Work to be completed: Find each line containing the string "Yucatán" and return it.

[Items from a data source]
——

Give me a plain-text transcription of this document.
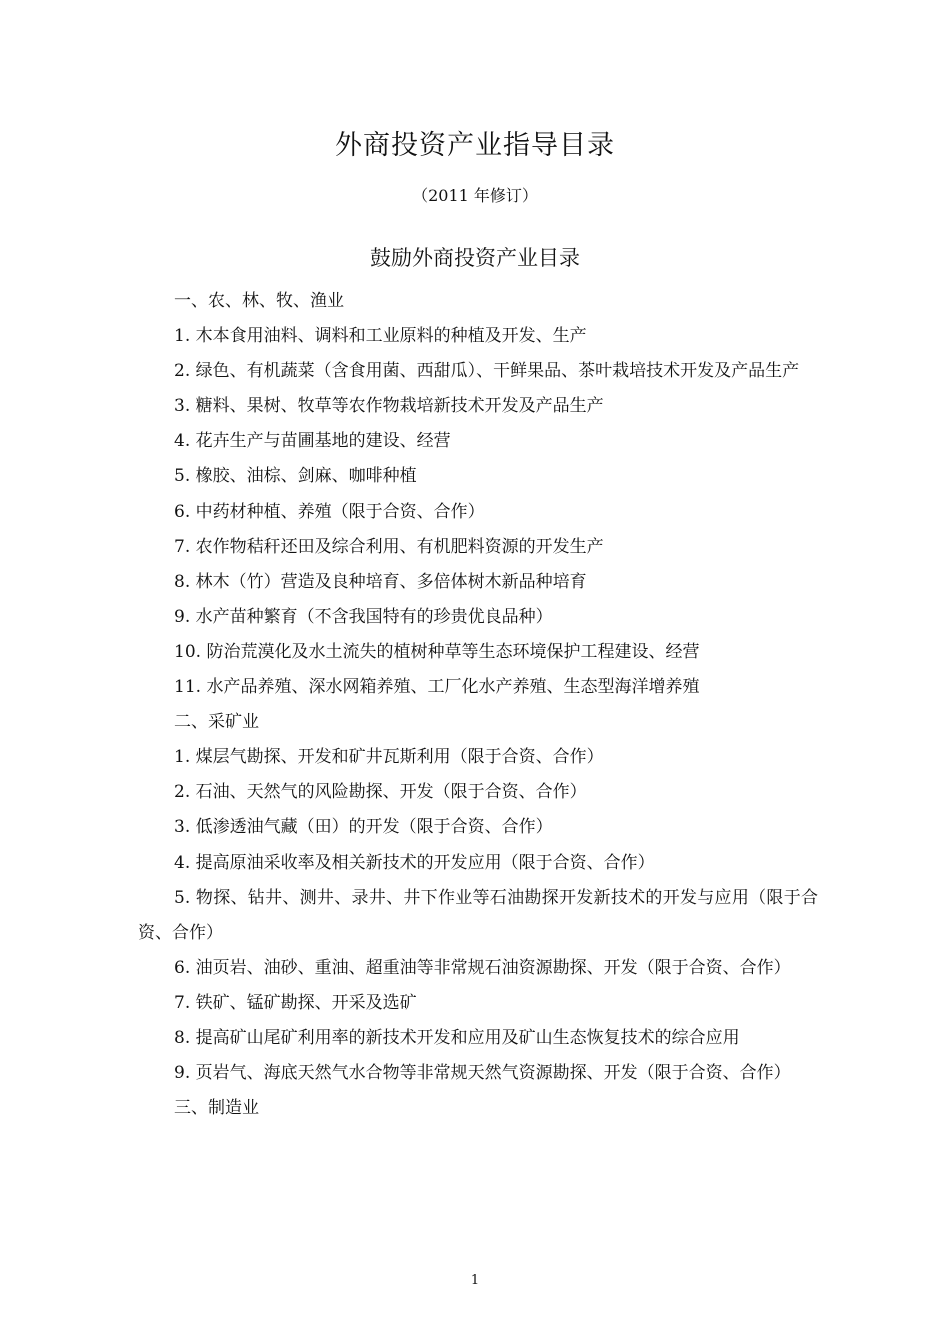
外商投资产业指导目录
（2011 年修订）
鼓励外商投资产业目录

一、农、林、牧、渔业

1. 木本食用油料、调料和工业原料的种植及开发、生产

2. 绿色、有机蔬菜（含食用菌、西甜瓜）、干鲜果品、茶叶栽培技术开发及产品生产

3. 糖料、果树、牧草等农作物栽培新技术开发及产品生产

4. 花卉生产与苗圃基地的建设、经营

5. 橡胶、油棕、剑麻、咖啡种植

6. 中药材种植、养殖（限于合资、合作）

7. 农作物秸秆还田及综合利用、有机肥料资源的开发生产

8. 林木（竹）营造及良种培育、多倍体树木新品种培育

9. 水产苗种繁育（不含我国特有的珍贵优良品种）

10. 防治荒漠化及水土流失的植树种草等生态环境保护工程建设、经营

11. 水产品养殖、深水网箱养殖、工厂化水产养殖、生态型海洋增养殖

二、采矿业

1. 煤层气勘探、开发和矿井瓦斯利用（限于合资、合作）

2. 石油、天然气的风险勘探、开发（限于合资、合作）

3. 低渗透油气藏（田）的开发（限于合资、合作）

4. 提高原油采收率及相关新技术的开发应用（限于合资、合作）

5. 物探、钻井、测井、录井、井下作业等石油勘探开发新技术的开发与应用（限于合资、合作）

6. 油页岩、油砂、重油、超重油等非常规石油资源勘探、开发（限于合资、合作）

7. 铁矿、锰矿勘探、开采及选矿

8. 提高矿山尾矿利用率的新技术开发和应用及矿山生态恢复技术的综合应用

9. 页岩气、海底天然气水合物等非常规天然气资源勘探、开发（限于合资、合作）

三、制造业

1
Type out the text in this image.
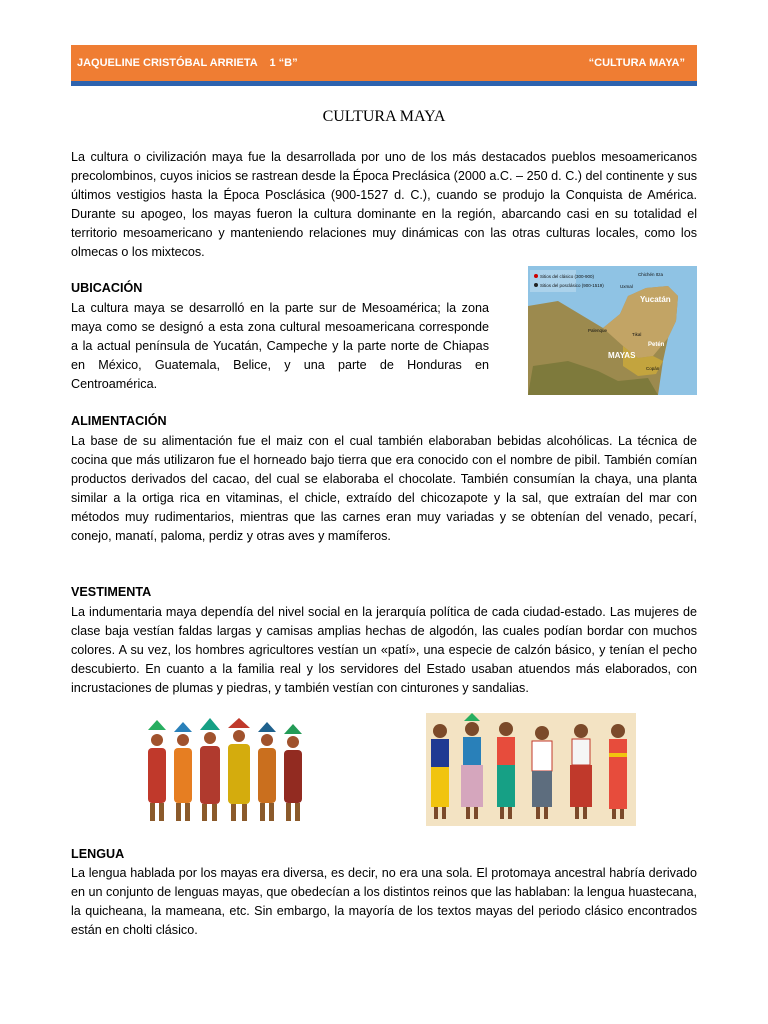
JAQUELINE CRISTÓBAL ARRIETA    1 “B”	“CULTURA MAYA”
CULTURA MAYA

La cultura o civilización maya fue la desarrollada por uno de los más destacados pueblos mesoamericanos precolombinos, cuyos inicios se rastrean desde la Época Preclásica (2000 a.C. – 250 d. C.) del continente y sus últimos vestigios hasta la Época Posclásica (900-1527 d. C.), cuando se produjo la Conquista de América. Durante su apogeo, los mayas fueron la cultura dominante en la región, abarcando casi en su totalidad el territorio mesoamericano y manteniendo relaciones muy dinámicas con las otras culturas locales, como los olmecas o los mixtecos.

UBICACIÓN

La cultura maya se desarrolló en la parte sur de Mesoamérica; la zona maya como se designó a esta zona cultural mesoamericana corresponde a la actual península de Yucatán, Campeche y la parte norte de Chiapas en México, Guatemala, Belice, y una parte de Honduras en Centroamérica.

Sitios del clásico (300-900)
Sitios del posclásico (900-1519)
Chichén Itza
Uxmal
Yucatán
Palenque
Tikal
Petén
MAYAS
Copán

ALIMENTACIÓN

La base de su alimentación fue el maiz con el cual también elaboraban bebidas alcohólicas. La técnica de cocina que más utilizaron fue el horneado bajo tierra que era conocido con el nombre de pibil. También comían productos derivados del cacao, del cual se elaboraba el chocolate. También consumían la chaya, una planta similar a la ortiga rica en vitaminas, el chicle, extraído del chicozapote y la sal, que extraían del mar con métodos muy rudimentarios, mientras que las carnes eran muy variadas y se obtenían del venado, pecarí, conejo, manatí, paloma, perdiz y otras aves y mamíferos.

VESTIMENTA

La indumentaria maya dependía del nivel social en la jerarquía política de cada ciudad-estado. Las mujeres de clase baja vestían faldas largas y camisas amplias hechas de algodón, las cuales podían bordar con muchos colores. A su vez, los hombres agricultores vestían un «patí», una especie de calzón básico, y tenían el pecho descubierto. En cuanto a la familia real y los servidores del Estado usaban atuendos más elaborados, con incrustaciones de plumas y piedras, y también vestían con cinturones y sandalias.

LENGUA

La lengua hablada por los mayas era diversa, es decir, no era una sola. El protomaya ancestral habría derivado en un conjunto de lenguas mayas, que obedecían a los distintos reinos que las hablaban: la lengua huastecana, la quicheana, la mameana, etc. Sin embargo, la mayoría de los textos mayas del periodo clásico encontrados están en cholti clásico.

——

In response:
La cultura maya se desarrolló en la parte sur de Mesoamérica; la zona maya como se designó a esta zona cultural mesoamericana corresponde a la actual península de Yucatán, Campeche y la parte norte de Chiapas en México, Guatemala, Belice, y una parte de Honduras en Centroamérica.
Yucatán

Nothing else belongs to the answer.